# Problem to solve
In the records below, find each line containing the word "Experiments" and copy it.

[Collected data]
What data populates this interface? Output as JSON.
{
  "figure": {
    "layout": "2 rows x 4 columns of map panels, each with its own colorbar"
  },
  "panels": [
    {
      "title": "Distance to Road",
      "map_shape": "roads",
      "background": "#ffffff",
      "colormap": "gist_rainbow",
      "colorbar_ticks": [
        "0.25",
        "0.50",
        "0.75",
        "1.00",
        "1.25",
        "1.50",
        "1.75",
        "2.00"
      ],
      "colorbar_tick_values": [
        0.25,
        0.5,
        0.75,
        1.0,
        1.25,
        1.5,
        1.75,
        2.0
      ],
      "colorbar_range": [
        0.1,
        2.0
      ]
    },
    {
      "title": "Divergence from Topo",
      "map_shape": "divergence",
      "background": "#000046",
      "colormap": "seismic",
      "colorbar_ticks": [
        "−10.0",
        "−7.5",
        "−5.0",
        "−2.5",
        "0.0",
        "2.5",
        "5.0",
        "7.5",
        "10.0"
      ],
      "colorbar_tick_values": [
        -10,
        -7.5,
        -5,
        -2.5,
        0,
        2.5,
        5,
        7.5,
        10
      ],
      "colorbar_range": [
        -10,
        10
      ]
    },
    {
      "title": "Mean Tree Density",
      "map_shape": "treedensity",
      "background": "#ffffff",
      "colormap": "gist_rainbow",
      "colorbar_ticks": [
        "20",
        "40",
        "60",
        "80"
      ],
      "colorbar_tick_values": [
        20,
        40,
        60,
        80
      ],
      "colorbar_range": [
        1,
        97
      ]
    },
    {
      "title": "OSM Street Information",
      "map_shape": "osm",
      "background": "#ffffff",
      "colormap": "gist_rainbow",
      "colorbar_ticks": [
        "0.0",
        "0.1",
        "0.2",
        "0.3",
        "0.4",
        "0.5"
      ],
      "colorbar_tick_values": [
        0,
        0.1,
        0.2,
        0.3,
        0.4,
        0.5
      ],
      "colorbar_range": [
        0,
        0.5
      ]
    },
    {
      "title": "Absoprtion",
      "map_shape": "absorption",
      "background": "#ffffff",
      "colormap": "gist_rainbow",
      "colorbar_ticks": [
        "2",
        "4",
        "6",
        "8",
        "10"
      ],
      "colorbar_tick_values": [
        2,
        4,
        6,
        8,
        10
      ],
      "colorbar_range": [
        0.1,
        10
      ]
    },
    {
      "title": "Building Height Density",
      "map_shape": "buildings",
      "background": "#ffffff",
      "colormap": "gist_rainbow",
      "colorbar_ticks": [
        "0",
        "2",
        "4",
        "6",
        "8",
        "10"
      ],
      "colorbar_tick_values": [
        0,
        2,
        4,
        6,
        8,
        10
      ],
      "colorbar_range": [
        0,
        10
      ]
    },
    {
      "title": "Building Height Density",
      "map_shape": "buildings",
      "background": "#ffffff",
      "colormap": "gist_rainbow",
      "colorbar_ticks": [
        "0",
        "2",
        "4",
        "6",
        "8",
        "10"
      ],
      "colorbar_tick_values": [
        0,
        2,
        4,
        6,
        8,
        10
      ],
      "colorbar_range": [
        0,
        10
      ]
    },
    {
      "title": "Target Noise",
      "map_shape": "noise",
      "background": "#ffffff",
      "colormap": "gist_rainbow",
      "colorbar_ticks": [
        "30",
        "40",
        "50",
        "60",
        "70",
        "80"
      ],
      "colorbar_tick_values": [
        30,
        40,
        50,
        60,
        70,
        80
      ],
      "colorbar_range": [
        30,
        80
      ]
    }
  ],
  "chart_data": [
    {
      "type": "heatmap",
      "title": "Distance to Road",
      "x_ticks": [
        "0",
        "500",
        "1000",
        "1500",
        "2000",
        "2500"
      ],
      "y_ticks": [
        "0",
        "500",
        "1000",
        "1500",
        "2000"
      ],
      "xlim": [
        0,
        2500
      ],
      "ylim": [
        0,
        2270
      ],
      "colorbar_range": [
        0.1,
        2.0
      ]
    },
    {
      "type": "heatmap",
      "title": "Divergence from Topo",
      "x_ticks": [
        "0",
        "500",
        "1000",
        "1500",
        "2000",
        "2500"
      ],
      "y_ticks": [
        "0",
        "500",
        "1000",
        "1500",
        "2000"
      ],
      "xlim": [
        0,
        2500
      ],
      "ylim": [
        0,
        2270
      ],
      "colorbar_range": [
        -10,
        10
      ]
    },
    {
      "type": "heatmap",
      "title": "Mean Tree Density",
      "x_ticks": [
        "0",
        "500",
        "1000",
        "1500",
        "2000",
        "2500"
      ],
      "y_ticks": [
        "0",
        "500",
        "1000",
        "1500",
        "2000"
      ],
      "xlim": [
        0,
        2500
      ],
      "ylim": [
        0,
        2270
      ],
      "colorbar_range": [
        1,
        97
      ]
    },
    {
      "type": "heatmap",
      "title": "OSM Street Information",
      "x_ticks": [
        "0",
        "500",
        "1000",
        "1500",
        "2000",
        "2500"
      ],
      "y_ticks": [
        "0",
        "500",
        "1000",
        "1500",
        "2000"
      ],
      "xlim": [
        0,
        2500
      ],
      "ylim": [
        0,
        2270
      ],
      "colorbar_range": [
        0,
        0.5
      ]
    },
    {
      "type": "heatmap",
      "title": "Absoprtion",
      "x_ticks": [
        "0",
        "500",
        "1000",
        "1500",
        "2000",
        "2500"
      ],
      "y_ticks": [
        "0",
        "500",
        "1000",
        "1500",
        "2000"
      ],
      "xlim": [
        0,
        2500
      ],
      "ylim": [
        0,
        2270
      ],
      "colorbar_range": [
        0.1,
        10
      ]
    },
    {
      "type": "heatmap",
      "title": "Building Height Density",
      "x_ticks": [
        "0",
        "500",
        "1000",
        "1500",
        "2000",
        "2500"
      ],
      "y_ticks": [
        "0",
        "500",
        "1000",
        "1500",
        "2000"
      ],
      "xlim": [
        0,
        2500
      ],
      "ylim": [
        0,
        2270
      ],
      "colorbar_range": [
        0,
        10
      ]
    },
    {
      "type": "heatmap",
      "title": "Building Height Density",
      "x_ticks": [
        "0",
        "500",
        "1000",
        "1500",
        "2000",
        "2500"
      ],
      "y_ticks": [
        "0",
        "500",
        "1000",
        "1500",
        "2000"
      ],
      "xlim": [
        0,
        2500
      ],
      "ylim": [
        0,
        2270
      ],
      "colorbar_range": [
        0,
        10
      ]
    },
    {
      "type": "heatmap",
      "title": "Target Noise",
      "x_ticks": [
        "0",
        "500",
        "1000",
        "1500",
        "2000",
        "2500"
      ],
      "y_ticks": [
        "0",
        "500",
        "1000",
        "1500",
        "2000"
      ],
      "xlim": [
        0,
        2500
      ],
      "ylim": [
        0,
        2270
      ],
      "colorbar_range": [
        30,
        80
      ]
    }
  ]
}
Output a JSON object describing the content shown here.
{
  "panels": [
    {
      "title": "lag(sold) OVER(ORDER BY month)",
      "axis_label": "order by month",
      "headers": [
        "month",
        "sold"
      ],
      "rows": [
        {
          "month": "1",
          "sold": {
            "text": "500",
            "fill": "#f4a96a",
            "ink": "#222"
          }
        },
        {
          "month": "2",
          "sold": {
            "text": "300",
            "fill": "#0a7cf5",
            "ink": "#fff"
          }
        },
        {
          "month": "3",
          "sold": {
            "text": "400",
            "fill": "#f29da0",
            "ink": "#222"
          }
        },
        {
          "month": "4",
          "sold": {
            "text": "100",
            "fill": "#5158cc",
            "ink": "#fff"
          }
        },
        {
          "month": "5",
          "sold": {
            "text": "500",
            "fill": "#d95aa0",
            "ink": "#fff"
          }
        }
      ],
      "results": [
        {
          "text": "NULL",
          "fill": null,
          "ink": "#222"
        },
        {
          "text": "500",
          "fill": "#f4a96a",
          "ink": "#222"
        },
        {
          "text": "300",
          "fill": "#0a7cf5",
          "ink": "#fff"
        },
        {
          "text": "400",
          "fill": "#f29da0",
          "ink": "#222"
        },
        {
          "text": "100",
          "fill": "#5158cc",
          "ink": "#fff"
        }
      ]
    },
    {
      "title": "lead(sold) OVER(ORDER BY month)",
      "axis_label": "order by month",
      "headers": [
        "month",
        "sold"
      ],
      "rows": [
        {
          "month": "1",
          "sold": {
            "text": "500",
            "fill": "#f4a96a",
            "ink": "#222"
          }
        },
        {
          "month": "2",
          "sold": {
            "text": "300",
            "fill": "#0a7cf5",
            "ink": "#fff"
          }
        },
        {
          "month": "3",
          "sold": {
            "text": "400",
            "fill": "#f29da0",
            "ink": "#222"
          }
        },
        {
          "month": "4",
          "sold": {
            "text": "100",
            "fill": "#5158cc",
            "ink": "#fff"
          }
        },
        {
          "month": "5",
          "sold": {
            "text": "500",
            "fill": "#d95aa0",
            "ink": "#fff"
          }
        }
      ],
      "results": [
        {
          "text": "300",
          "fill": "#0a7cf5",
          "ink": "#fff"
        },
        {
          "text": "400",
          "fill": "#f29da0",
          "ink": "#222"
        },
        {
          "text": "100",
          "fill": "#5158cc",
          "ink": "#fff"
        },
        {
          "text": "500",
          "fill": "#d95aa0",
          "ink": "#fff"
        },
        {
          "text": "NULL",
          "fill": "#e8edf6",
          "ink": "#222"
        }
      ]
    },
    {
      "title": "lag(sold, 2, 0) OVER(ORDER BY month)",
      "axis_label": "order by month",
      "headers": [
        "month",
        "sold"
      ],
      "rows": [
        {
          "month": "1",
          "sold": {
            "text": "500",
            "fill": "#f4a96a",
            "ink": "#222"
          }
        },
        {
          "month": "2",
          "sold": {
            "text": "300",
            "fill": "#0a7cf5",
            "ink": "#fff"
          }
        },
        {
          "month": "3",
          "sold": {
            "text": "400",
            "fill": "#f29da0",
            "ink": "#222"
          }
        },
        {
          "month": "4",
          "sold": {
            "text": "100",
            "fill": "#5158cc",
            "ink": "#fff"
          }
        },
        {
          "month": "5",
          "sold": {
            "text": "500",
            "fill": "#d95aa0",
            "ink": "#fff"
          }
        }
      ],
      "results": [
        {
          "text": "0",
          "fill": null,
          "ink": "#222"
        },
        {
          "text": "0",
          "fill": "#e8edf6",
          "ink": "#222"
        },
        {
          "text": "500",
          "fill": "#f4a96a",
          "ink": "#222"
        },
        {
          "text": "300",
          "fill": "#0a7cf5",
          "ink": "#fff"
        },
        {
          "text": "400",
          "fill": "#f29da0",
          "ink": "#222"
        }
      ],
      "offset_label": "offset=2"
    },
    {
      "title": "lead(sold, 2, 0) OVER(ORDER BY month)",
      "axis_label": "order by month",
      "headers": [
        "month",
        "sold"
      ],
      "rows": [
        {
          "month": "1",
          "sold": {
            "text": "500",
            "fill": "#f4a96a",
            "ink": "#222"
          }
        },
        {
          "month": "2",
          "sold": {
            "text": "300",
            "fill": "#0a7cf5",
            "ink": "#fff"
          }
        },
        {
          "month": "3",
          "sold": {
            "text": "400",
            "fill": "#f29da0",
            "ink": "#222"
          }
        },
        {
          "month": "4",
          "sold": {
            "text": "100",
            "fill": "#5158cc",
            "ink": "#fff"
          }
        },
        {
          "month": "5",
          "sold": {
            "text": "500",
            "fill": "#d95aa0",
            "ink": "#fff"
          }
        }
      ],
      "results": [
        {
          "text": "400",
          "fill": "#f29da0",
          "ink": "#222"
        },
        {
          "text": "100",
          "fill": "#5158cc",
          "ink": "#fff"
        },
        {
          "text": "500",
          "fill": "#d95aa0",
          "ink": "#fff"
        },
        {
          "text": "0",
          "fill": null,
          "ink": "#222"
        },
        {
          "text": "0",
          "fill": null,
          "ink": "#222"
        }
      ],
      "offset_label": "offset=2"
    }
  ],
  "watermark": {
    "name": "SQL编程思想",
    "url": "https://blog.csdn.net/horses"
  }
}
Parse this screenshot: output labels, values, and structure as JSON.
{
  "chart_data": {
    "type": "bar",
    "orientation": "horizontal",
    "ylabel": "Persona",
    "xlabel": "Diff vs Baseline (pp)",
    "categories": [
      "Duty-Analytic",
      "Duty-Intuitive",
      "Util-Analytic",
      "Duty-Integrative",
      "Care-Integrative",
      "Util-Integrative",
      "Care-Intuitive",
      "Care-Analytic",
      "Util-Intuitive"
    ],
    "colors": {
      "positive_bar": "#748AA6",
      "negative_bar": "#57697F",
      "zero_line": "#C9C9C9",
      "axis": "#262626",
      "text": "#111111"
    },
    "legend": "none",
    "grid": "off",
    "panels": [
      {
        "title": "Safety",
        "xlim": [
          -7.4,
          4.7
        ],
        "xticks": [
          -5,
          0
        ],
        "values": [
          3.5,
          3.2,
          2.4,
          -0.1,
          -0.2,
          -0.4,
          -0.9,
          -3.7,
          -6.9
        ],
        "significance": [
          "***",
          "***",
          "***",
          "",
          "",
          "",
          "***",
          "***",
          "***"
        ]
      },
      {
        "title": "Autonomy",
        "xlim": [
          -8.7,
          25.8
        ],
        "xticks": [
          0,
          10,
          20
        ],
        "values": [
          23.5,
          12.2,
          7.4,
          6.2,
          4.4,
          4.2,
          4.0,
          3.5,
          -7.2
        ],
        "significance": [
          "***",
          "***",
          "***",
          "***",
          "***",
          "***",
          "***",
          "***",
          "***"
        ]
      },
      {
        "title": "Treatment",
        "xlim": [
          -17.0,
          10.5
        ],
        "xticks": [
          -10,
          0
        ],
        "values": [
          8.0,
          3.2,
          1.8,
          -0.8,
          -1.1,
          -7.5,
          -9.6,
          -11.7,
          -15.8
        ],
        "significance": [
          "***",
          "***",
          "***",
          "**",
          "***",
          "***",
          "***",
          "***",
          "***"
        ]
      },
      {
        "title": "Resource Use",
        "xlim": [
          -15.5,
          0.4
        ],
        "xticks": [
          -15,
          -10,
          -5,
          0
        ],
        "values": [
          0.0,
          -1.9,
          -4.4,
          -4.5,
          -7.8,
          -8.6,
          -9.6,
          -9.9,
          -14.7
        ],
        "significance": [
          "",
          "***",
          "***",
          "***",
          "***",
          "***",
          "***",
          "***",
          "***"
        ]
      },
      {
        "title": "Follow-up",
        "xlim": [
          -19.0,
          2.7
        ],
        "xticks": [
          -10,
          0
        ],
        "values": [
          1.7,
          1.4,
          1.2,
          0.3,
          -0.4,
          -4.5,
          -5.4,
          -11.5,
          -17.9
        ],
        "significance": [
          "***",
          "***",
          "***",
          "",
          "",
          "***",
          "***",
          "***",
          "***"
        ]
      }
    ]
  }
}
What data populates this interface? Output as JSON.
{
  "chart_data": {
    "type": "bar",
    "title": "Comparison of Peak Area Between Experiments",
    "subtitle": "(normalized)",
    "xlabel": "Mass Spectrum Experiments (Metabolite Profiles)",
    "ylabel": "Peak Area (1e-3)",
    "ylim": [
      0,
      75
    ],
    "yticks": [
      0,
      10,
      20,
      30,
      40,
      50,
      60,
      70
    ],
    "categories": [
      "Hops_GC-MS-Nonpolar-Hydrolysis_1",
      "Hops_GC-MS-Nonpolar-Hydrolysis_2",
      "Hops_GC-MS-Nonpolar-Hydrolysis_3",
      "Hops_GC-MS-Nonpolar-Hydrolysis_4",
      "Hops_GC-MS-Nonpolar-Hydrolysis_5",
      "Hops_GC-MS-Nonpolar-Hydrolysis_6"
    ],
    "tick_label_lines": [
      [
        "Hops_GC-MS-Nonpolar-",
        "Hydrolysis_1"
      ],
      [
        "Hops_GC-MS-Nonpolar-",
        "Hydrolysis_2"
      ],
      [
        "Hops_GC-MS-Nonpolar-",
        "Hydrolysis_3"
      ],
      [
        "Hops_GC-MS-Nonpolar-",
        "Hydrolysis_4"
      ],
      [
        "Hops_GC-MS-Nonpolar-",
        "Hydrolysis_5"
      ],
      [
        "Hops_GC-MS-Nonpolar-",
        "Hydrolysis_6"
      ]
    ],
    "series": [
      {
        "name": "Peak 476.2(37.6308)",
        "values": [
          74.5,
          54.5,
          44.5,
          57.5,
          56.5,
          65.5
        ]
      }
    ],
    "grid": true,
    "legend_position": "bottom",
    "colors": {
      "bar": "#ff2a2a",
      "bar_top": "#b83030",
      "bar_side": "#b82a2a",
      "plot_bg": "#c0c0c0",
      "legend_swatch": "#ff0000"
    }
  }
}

# Final result
    "title": "Comparison of Peak Area Between Experiments",
    "xlabel": "Mass Spectrum Experiments (Metabolite Profiles)",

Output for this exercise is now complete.